## Instructions for the task
Which singers and groups does the article on "P.S. I Love You" name as having recorded or revived the song? List all of them.

## Quoted passage
◆ ◆ ◆ ◆ ◆

= P.S. I Love You (1934 song) =

1934 popular song

"P.S. I Love You" is a popular song with music by Gordon Jenkins and lyrics by Johnny Mercer, published in 1934.

The original hit version in 1934 was recorded by Rudy Vallée, released by RCA Victor. It was revived in 1953 by The Hilltoppers, in the 1960s by The Vogues, and again in 1984 by country music singer Tom T. Hall. A number of other versions have also been recorded. The lyrics describe somebody writing a love letter to their partner.

==Recorded versions==
- The Angels released a version in 1960 while they were still called The Starlets. The version went to number 106 in the U.S.
- Rosemary Clooney - Rosemary Clooney Sings the Lyrics of Johnny Mercer (1988)
- James Darren - Gidget Goes Hawaiian / James Darren Sings the Movies (1961)

◆ ◆ ◆ ◆ ◆

## Recorded information
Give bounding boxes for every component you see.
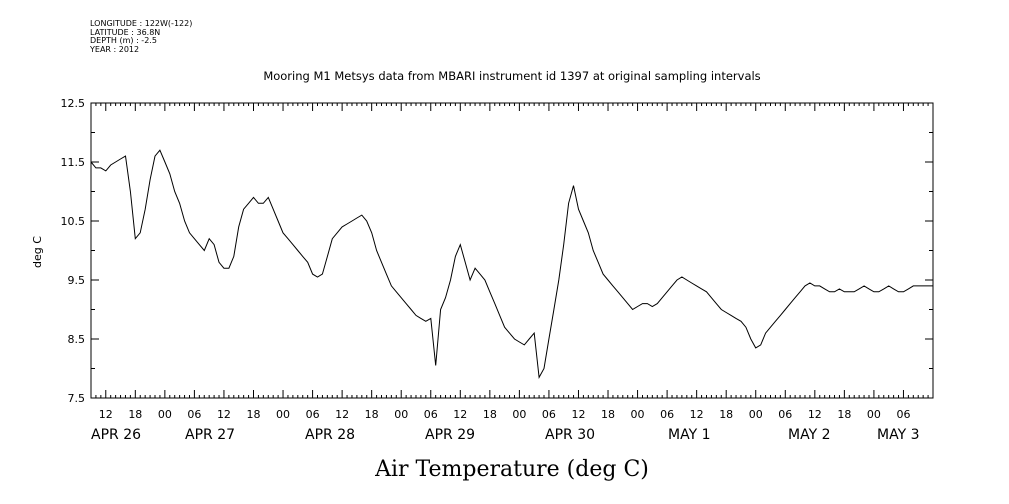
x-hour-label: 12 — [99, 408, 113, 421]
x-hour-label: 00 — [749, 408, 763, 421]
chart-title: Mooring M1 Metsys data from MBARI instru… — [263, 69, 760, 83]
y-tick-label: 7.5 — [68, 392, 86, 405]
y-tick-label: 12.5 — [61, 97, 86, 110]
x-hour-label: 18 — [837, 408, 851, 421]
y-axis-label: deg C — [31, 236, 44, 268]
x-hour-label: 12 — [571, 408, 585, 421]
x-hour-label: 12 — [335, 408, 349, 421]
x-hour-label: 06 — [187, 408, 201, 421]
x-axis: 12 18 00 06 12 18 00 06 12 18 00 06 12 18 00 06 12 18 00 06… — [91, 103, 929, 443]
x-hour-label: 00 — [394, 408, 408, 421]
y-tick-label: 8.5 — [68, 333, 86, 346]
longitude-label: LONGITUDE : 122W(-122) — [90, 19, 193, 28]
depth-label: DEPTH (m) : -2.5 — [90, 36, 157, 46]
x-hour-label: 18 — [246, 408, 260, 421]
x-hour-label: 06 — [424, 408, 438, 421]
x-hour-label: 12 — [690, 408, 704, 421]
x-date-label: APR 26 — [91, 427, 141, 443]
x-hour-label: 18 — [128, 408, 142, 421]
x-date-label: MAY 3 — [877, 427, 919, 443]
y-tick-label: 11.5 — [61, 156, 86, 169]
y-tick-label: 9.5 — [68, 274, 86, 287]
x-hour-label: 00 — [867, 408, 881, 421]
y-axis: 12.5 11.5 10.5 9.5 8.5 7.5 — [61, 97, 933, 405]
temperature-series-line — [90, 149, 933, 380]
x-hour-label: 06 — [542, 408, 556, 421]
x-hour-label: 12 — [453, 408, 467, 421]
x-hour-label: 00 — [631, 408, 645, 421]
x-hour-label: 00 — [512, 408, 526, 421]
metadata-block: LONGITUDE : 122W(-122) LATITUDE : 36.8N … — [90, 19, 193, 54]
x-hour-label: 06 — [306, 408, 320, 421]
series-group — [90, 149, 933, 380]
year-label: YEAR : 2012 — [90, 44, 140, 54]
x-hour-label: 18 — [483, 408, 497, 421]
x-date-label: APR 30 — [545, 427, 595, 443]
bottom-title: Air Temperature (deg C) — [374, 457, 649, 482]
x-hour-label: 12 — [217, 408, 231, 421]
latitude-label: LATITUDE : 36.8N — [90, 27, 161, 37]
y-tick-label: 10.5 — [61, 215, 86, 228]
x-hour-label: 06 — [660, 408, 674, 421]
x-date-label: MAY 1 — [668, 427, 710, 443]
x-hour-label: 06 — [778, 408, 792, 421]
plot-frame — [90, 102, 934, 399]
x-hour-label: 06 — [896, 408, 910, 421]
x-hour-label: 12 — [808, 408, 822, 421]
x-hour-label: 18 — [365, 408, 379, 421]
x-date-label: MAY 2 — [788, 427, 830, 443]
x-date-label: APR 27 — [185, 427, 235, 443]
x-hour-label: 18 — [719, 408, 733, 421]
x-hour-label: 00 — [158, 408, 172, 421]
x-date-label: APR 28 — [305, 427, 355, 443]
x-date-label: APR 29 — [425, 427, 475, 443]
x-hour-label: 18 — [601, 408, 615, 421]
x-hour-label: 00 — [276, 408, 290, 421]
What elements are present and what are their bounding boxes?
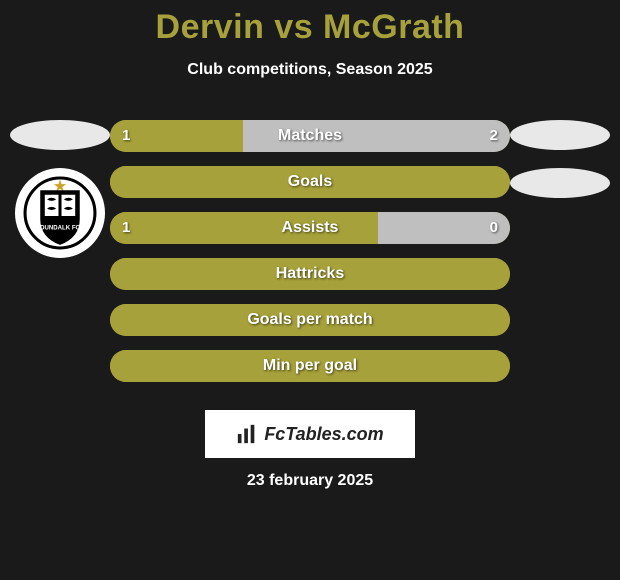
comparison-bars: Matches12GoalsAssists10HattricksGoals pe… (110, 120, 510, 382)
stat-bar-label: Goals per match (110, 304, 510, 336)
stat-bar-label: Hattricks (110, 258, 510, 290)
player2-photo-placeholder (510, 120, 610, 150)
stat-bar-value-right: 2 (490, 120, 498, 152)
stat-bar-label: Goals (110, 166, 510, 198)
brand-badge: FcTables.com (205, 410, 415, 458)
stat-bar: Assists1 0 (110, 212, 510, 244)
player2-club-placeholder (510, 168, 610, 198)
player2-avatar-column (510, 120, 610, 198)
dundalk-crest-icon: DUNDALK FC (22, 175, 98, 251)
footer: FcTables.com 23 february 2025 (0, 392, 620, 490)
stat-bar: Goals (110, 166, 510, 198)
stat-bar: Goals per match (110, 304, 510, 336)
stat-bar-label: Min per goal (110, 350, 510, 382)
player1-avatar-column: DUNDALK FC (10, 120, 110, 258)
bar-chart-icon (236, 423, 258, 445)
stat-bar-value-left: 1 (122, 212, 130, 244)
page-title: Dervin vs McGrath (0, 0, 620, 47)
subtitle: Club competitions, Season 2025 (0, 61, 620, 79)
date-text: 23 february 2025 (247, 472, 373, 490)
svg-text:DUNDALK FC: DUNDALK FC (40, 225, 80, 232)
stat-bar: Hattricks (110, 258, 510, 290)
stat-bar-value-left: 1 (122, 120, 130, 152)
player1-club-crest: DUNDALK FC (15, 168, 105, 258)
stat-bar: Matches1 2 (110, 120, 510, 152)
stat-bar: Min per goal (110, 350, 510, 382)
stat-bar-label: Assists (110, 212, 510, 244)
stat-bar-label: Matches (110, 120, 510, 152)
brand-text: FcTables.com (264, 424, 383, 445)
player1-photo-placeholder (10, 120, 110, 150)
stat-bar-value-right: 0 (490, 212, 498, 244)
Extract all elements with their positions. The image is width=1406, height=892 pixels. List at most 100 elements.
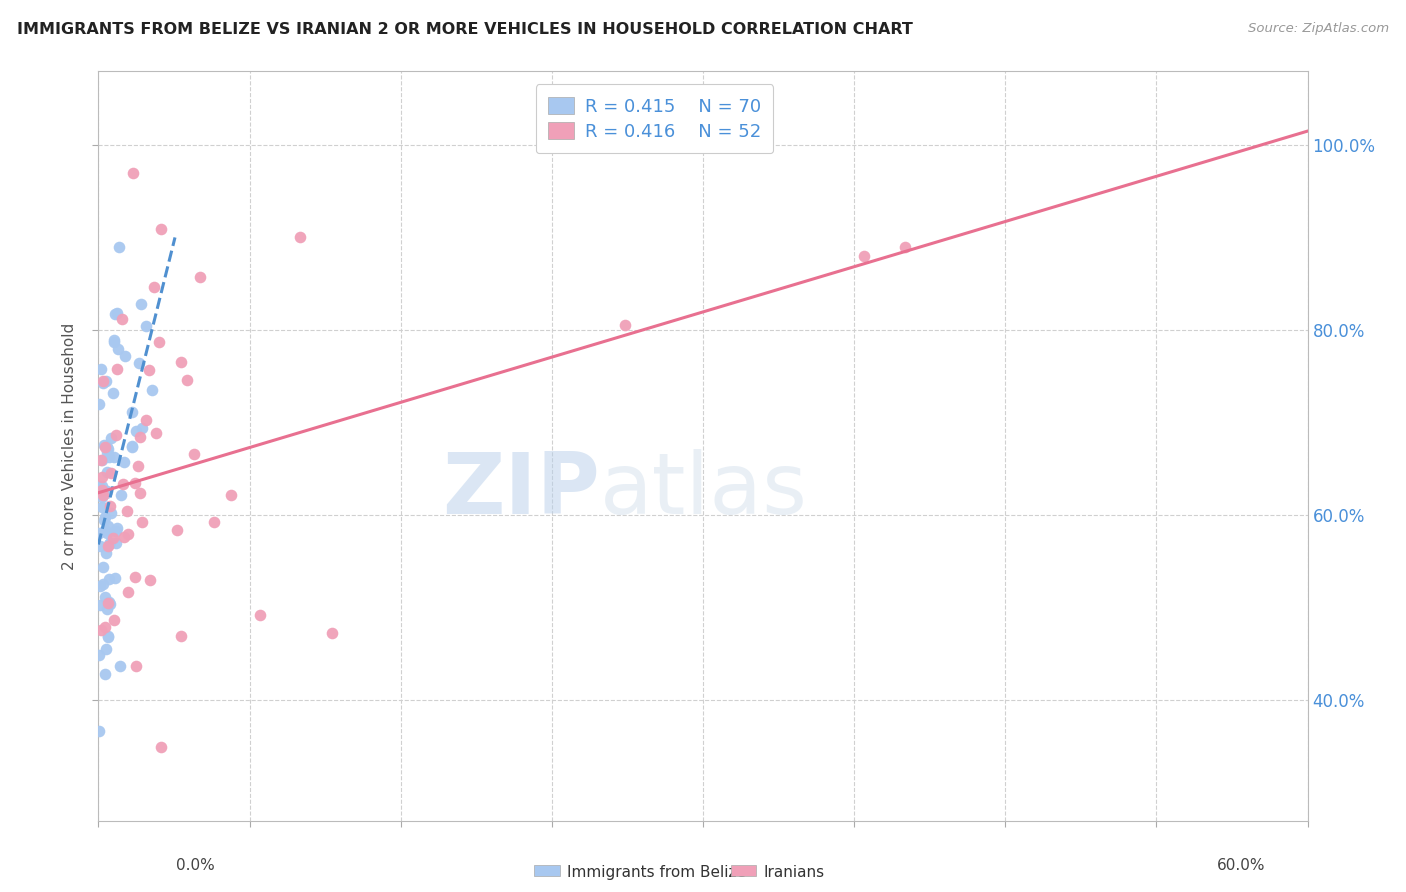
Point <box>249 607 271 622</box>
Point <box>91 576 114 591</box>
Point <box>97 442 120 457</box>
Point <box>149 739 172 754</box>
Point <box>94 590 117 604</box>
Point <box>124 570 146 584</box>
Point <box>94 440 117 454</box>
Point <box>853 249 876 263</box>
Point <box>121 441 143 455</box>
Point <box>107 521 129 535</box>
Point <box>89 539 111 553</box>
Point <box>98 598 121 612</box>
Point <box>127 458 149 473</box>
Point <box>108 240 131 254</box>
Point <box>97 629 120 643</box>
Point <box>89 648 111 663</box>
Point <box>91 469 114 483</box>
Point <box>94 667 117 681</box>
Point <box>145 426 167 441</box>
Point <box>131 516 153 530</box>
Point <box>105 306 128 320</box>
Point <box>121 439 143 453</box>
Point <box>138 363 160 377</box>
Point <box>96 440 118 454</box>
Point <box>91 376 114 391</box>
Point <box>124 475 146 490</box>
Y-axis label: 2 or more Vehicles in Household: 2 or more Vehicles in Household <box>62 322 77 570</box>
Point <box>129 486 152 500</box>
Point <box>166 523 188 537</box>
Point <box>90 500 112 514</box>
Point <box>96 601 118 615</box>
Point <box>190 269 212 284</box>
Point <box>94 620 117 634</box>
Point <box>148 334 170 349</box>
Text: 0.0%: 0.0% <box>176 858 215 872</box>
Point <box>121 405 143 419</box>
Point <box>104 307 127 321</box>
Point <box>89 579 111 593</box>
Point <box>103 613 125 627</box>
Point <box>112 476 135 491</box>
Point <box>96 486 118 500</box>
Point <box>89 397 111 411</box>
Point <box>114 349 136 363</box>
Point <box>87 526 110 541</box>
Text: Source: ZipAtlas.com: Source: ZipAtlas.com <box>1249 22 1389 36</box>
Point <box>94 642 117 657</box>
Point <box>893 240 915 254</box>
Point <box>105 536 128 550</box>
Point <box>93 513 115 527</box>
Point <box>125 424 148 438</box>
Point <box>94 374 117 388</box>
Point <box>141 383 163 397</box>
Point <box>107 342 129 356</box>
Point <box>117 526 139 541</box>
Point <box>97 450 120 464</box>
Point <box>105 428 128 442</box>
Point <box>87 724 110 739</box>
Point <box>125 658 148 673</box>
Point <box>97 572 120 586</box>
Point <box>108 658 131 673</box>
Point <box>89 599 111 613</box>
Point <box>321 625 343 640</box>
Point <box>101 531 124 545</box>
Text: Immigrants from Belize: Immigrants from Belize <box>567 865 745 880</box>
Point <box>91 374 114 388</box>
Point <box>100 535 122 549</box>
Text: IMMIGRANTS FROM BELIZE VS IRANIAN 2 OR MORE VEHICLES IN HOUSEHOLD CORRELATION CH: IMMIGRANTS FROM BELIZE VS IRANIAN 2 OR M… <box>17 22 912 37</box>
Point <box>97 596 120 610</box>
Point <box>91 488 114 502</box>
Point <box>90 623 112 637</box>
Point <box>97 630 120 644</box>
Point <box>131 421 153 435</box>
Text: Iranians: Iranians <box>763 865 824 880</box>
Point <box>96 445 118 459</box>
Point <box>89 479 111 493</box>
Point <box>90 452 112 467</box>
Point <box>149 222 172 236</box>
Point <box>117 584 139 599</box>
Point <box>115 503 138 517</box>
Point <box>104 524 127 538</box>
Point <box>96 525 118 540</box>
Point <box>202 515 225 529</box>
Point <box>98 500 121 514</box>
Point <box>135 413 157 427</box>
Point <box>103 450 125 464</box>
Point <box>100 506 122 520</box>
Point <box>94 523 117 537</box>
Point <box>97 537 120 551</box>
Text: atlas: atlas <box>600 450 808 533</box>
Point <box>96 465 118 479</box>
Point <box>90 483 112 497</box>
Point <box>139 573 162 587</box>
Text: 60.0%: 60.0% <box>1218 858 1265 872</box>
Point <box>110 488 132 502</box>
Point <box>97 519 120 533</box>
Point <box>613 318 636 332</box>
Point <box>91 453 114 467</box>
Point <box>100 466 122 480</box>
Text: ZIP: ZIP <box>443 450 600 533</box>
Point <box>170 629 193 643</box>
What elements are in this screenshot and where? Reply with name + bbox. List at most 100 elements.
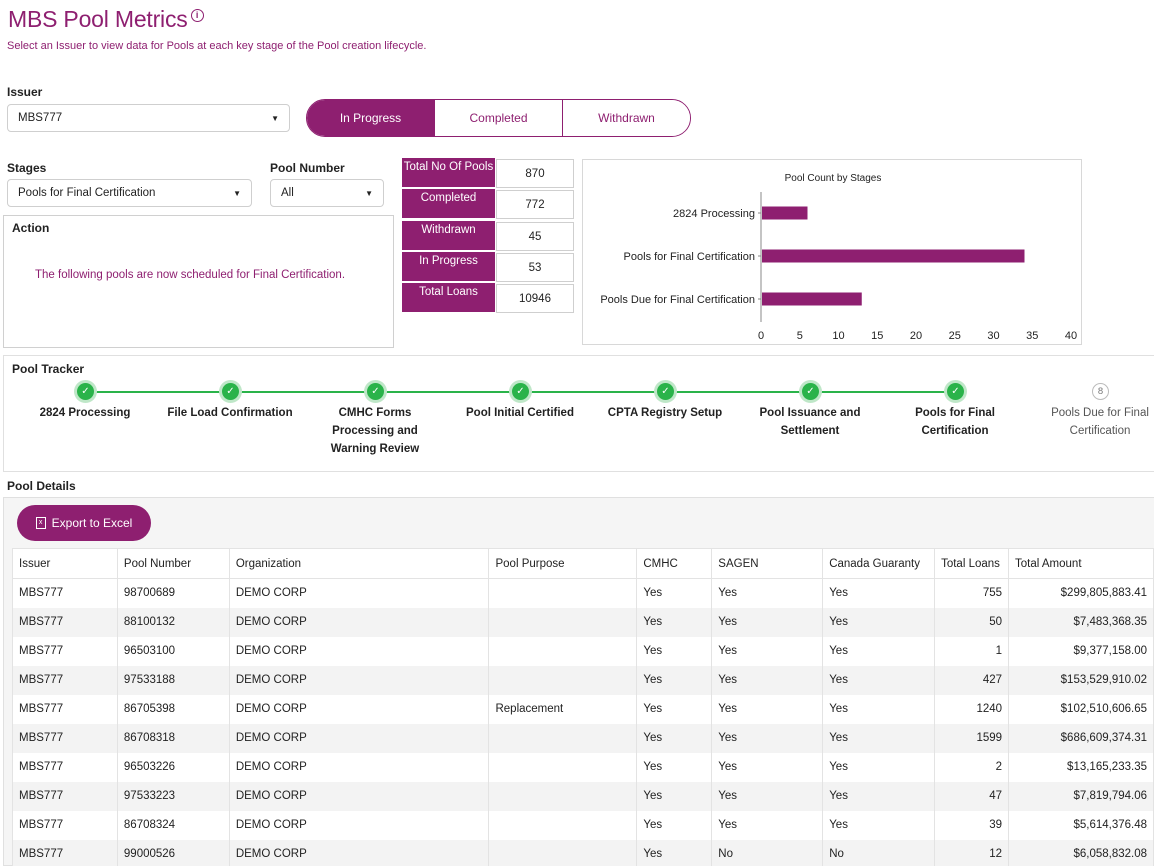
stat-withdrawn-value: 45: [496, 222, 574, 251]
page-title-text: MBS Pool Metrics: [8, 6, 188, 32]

◆ ◆ ◆ ◆ ◆

## Response to this exercise
- Rudy Vallée
- The Hilltoppers
- The Vogues
- Tom T. Hall
- The Angels (then called The Starlets)
- Rosemary Clooney
- James Darren